◆ Sunulan Metin
________________

Asliye Hukuk Mahkemesince alınan 26/05/2015 tarihli bilirkişi kurulu raporunda özetle; davalı …’nın satışa dair faturanın Temmuz 2004 ayı içinde kesilerek 26/08/2004 tarihine kadar faturanın KDV beyanına dahil edilerek tahakkuk ödemesinin yapılması gerekirken bu işlemi 30/03/2005 tarihine kadar yapmadığından davalı …’nun söz konusu olay döneminde … Holding A.Ş. Genel müdür yardımcısı olması söz konusu olayların kontrol ve koordinasyonu ile görevli bulunması nedeniyle kamu zararının 267.389,94 TL olduğu, davalı …’nın ve …’nun gecikme zammının 211.424,46 TL ‘lik bölümünden müştereken sorumlu oldukları, …’nun ise görev dönemi itibariyle 267.389,94 TL’nin 55.965,34 TL ‘sinden tek başına sorumlu olduğu görüşü bildirilmiştir.
Aynı bilirkişilerden alınan 05/04/2016 tarihli raporda önceki raporda ki tespitlerde değişiklik olmadığı bildirilmiştir.

________________

◆ Yapılacaklar
A: Sunulan metinde "Asliye Hukuk Mahkemesince" ifadesinden "değişiklik olmadığı bildirilmiştir." ifadesine kadar uzanan bölümün tamamını düzenleyin ve "Genel müdür yardımcısı" yerine "Yönetim kurulu üyesi" yazarak yeniden verin.
B: Sunulan metne göre 26/05/2015 tarihli bilirkişi kurulu raporunda kamu zararı ne kadar olarak belirtilmiştir?

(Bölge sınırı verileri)
________________

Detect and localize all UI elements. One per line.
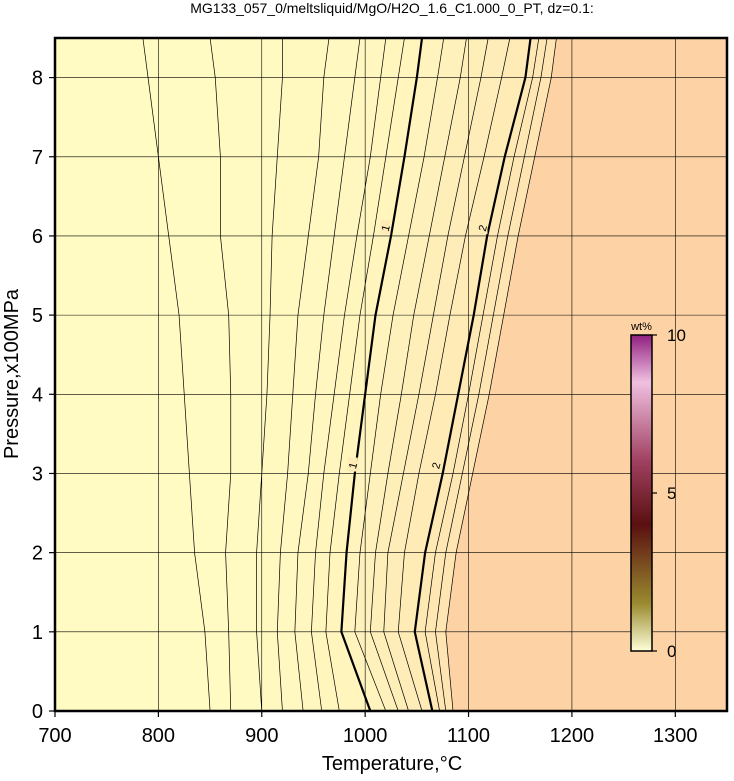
contour-line <box>445 37 557 712</box>
x-tick-label: 1300 <box>653 725 698 747</box>
x-tick-label: 1000 <box>343 725 388 747</box>
contour-label: 1 <box>380 224 393 233</box>
contour-line <box>340 37 424 712</box>
contour-label: 2 <box>430 461 443 470</box>
y-tick-label: 6 <box>32 226 43 248</box>
contour-label-bg <box>347 457 358 472</box>
contour-line <box>325 37 405 712</box>
contour-line <box>435 37 548 712</box>
contour-label-bg <box>477 220 488 235</box>
contour-line <box>256 38 283 712</box>
y-tick-label: 4 <box>32 384 43 406</box>
contour-label-bg <box>380 220 391 235</box>
colorbar-tick-label: 5 <box>667 484 676 503</box>
contour-label-bg <box>430 457 441 472</box>
colorbar-tick-label: 10 <box>667 326 686 345</box>
y-axis-label: Pressure,x100MPa <box>1 288 23 459</box>
contour-line <box>209 37 232 712</box>
contour-line <box>369 37 467 712</box>
y-tick-label: 1 <box>32 622 43 644</box>
x-tick-label: 700 <box>38 725 71 747</box>
contour-line <box>424 37 540 712</box>
y-tick-label: 2 <box>32 543 43 565</box>
x-axis-label: Temperature,°C <box>322 753 462 775</box>
x-tick-label: 900 <box>245 725 278 747</box>
x-tick-label: 1200 <box>550 725 595 747</box>
colorbar-tick-label: 0 <box>667 642 676 661</box>
contour-line <box>142 37 211 712</box>
contour-label: 1 <box>347 461 360 470</box>
chart-title: MG133_057_0/meltsliquid/MgO/H2O_1.6_C1.0… <box>190 0 594 16</box>
contour-line <box>311 37 387 712</box>
contour-line <box>294 37 361 712</box>
y-tick-label: 0 <box>32 701 43 723</box>
y-tick-label: 7 <box>32 147 43 169</box>
contour-fill <box>55 38 211 711</box>
y-tick-label: 8 <box>32 68 43 90</box>
plot-frame <box>53 36 729 713</box>
x-tick-label: 800 <box>142 725 175 747</box>
contour-line <box>354 37 445 712</box>
plot-area: 1 1 2 2 <box>54 37 727 712</box>
x-tick-label: 1100 <box>447 725 490 747</box>
contour-line <box>276 37 330 712</box>
contour-label: 2 <box>477 224 490 233</box>
contour-line <box>397 37 511 712</box>
y-tick-label: 3 <box>32 463 43 485</box>
colorbar-label: wt% <box>630 321 652 333</box>
contour-line <box>383 37 489 712</box>
y-tick-label: 5 <box>32 305 43 327</box>
colorbar <box>630 334 653 652</box>
contour-line <box>413 37 532 712</box>
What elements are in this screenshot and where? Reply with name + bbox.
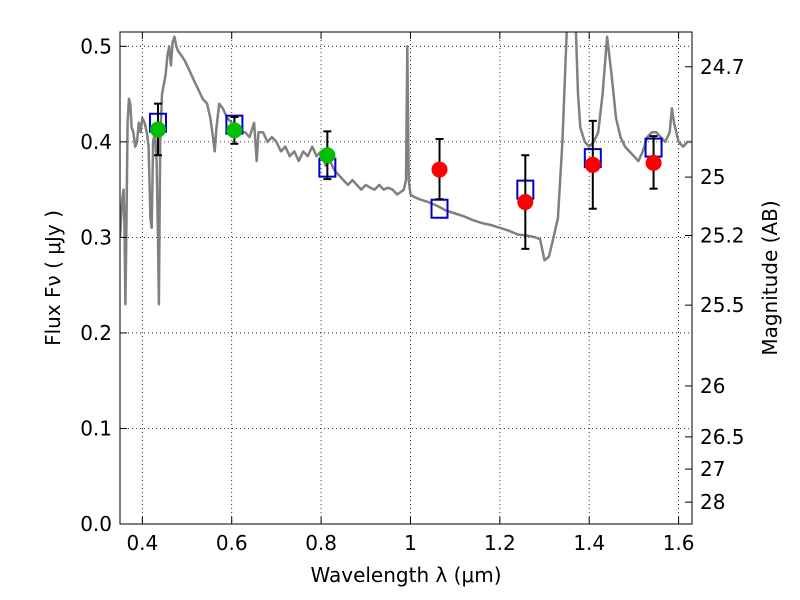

________________

◆ Çözümler
A:
Asliye Hukuk Mahkemesince alınan 26/05/2015 tarihli bilirkişi kurulu raporunda özetle; davalı …’nın satışa dair faturanın Temmuz 2004 ayı içinde kesilerek 26/08/2004 tarihine kadar faturanın KDV beyanına dahil edilerek tahakkuk ödemesinin yapılması gerekirken bu işlemi 30/03/2005 tarihine kadar yapmadığından davalı …’nun söz konusu olay döneminde … Holding A.Ş. Yönetim kurulu üyesi olması söz konusu olayların kontrol ve koordinasyonu ile görevli bulunması nedeniyle kamu zararının 267.389,94 TL olduğu, davalı …’nın ve …’nun gecikme zammının 211.424,46 TL ‘lik bölümünden müştereken sorumlu oldukları, …’nun ise görev dönemi itibariyle 267.389,94 TL’nin 55.965,34 TL ‘sinden tek başına sorumlu olduğu görüşü bildirilmiştir.
Aynı bilirkişilerden alınan 05/04/2016 tarihli raporda önceki raporda ki tespitlerde değişiklik olmadığı bildirilmiştir.

B: 267.389,94 TL